:: Task goal ::
Without the pictures, set down the records below word for word.

[Entries from a visual dataset]

::::::::

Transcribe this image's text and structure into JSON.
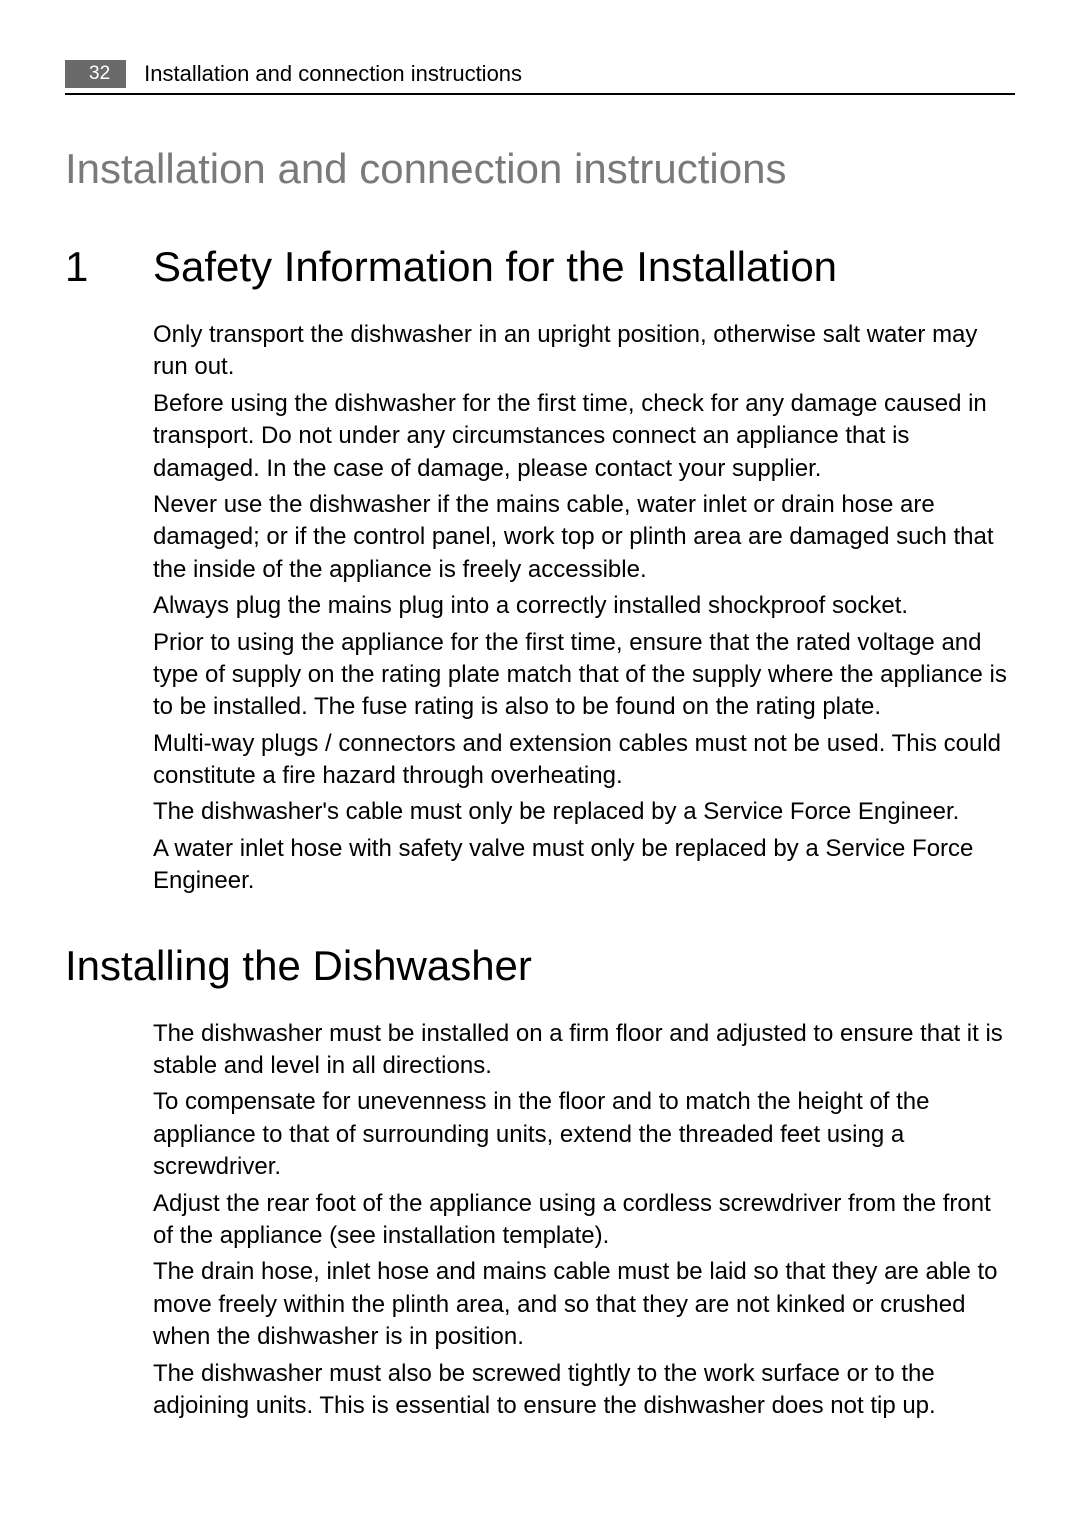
{
  "header": {
    "page_number": "32",
    "title": "Installation and connection instructions"
  },
  "main_title": "Installation and connection instructions",
  "section1": {
    "icon": "1",
    "heading": "Safety Information for the Installation",
    "paragraphs": [
      "Only transport the dishwasher in an upright position, otherwise salt water may run out.",
      "Before using the dishwasher for the first time, check for any damage caused in transport. Do not under any circumstances connect an appliance that is damaged. In the case of damage, please contact your supplier.",
      "Never use the dishwasher if the mains cable, water inlet or drain hose are damaged; or if the control panel, work top or plinth area are damaged such that the inside of the appliance is freely accessible.",
      "Always plug the mains plug into a correctly installed shockproof socket.",
      "Prior to using the appliance for the first time, ensure that the rated voltage and type of supply on the rating plate match that of the supply where the appliance is to be installed. The fuse rating is also to be found on the rating plate.",
      "Multi-way plugs / connectors and extension cables must not be used. This could constitute a fire hazard through overheating.",
      "The dishwasher's cable must only be replaced by a Service Force Engineer.",
      "A water inlet hose with safety valve must only be replaced by a Service Force Engineer."
    ]
  },
  "section2": {
    "heading": "Installing the Dishwasher",
    "paragraphs": [
      "The dishwasher must be installed on a firm floor and adjusted to ensure that it is stable and level in all directions.",
      "To compensate for unevenness in the floor and to match the height of the appliance to that of surrounding units, extend the threaded feet using a screwdriver.",
      "Adjust the rear foot of the appliance using a cordless screwdriver from the front of the appliance (see installation template).",
      "The drain hose, inlet hose and mains cable must be laid so that they are able to move freely within the plinth area, and so that they are not kinked or crushed when the dishwasher is in position.",
      "The dishwasher must also be screwed tightly to the work surface or to the adjoining units. This is essential to ensure the dishwasher does not tip up."
    ]
  }
}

::::::::

:: Answer to the problem ::
Transcribe this image's text and structure into JSON.
{
  "header": {
    "page_number": "32",
    "title": "Installation and connection instructions"
  },
  "main_title": "Installation and connection instructions",
  "section1": {
    "icon": "1",
    "heading": "Safety Information for the Installation",
    "paragraphs": [
      "Only transport the dishwasher in an upright position, otherwise salt water may run out.",
      "Before using the dishwasher for the first time, check for any damage caused in transport. Do not under any circumstances connect an appliance that is damaged. In the case of damage, please contact your supplier.",
      "Never use the dishwasher if the mains cable, water inlet or drain hose are damaged; or if the control panel, work top or plinth area are damaged such that the inside of the appliance is freely accessible.",
      "Always plug the mains plug into a correctly installed shockproof socket.",
      "Prior to using the appliance for the first time, ensure that the rated voltage and type of supply on the rating plate match that of the supply where the appliance is to be installed. The fuse rating is also to be found on the rating plate.",
      "Multi-way plugs / connectors and extension cables must not be used. This could constitute a fire hazard through overheating.",
      "The dishwasher's cable must only be replaced by a Service Force Engineer.",
      "A water inlet hose with safety valve must only be replaced by a Service Force Engineer."
    ]
  },
  "section2": {
    "heading": "Installing the Dishwasher",
    "paragraphs": [
      "The dishwasher must be installed on a firm floor and adjusted to ensure that it is stable and level in all directions.",
      "To compensate for unevenness in the floor and to match the height of the appliance to that of surrounding units, extend the threaded feet using a screwdriver.",
      "Adjust the rear foot of the appliance using a cordless screwdriver from the front of the appliance (see installation template).",
      "The drain hose, inlet hose and mains cable must be laid so that they are able to move freely within the plinth area, and so that they are not kinked or crushed when the dishwasher is in position.",
      "The dishwasher must also be screwed tightly to the work surface or to the adjoining units. This is essential to ensure the dishwasher does not tip up."
    ]
  }
}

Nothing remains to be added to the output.